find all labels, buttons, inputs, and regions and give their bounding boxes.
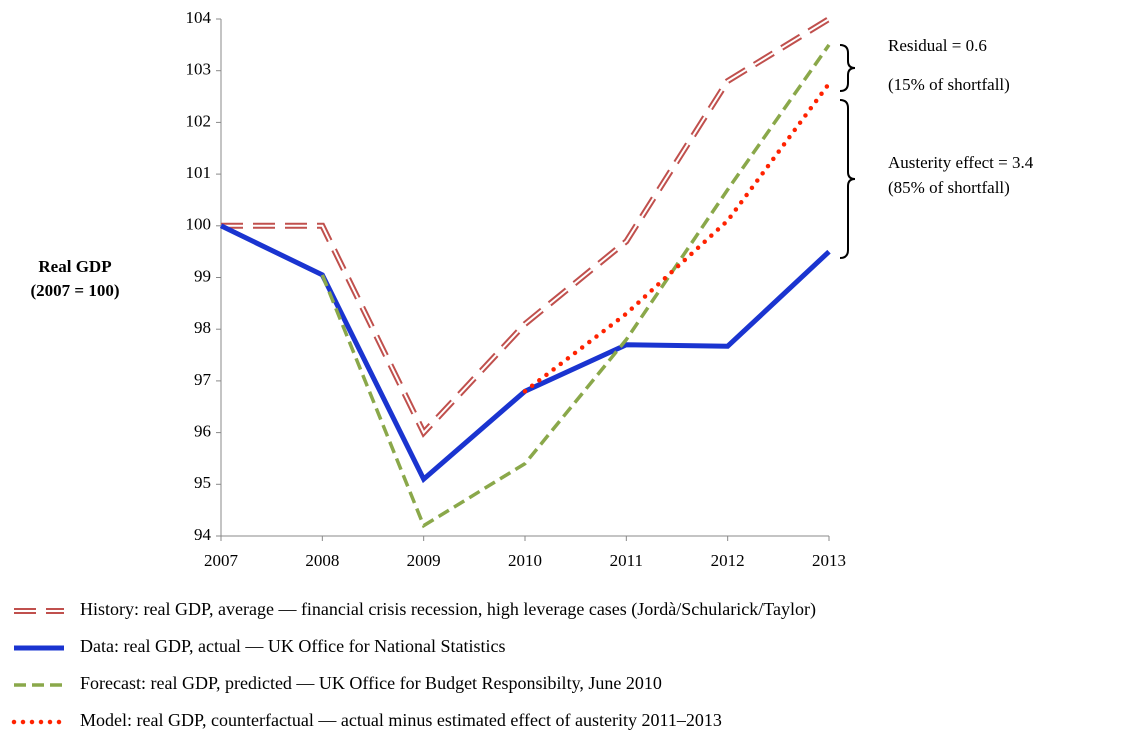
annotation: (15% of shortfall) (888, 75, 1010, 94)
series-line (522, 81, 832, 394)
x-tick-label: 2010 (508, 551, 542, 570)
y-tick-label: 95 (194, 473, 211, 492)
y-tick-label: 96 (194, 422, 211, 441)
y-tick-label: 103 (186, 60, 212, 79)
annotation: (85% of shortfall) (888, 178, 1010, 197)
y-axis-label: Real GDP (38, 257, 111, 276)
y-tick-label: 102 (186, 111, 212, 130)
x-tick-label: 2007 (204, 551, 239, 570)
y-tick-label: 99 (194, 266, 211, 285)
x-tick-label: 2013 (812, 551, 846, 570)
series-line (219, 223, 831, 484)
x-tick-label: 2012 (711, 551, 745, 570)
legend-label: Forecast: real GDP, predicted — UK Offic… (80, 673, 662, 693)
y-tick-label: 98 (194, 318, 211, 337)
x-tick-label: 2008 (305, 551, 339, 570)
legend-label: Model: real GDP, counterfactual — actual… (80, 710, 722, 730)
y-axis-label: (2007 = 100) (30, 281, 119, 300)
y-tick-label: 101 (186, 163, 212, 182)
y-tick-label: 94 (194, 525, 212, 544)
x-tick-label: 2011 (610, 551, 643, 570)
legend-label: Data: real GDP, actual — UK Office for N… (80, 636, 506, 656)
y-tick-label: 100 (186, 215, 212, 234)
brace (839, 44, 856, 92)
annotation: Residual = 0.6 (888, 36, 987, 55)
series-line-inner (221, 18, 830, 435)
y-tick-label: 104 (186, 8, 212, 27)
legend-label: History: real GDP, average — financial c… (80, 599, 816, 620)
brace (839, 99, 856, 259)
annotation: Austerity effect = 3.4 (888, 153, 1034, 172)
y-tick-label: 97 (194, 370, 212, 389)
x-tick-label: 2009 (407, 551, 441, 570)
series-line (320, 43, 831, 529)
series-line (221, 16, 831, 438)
------------------------------
*WHAT IS BEING ASKED:*
Reproduce all of the rows above word for word and line for line, leaving out any pictures.

*ANSWER FOR THIS EXERCISE:*
find all labels, buttons, inputs, and regions and give their bounding boxes.
annotation: (15% of shortfall) (888, 75, 1010, 94)
series-line (522, 81, 832, 394)
x-tick-label: 2010 (508, 551, 542, 570)
y-tick-label: 95 (194, 473, 211, 492)
y-tick-label: 96 (194, 422, 211, 441)
y-tick-label: 103 (186, 60, 212, 79)
annotation: (85% of shortfall) (888, 178, 1010, 197)
y-axis-label: Real GDP (38, 257, 111, 276)
y-tick-label: 102 (186, 111, 212, 130)
x-tick-label: 2007 (204, 551, 239, 570)
y-tick-label: 99 (194, 266, 211, 285)
x-tick-label: 2013 (812, 551, 846, 570)
series-line (219, 223, 831, 484)
x-tick-label: 2012 (711, 551, 745, 570)
legend-label: Forecast: real GDP, predicted — UK Offic… (80, 673, 662, 693)
y-tick-label: 98 (194, 318, 211, 337)
x-tick-label: 2008 (305, 551, 339, 570)
legend-label: Model: real GDP, counterfactual — actual… (80, 710, 722, 730)
y-axis-label: (2007 = 100) (30, 281, 119, 300)
y-tick-label: 101 (186, 163, 212, 182)
y-tick-label: 94 (194, 525, 212, 544)
x-tick-label: 2011 (610, 551, 643, 570)
legend-label: Data: real GDP, actual — UK Office for N… (80, 636, 506, 656)
y-tick-label: 100 (186, 215, 212, 234)
brace (839, 44, 856, 92)
annotation: Residual = 0.6 (888, 36, 987, 55)
series-line-inner (221, 18, 830, 435)
y-tick-label: 104 (186, 8, 212, 27)
legend-label: History: real GDP, average — financial c… (80, 599, 816, 620)
brace (839, 99, 856, 259)
annotation: Austerity effect = 3.4 (888, 153, 1034, 172)
y-tick-label: 97 (194, 370, 212, 389)
x-tick-label: 2009 (407, 551, 441, 570)
series-line (320, 43, 831, 529)
series-line (221, 16, 831, 438)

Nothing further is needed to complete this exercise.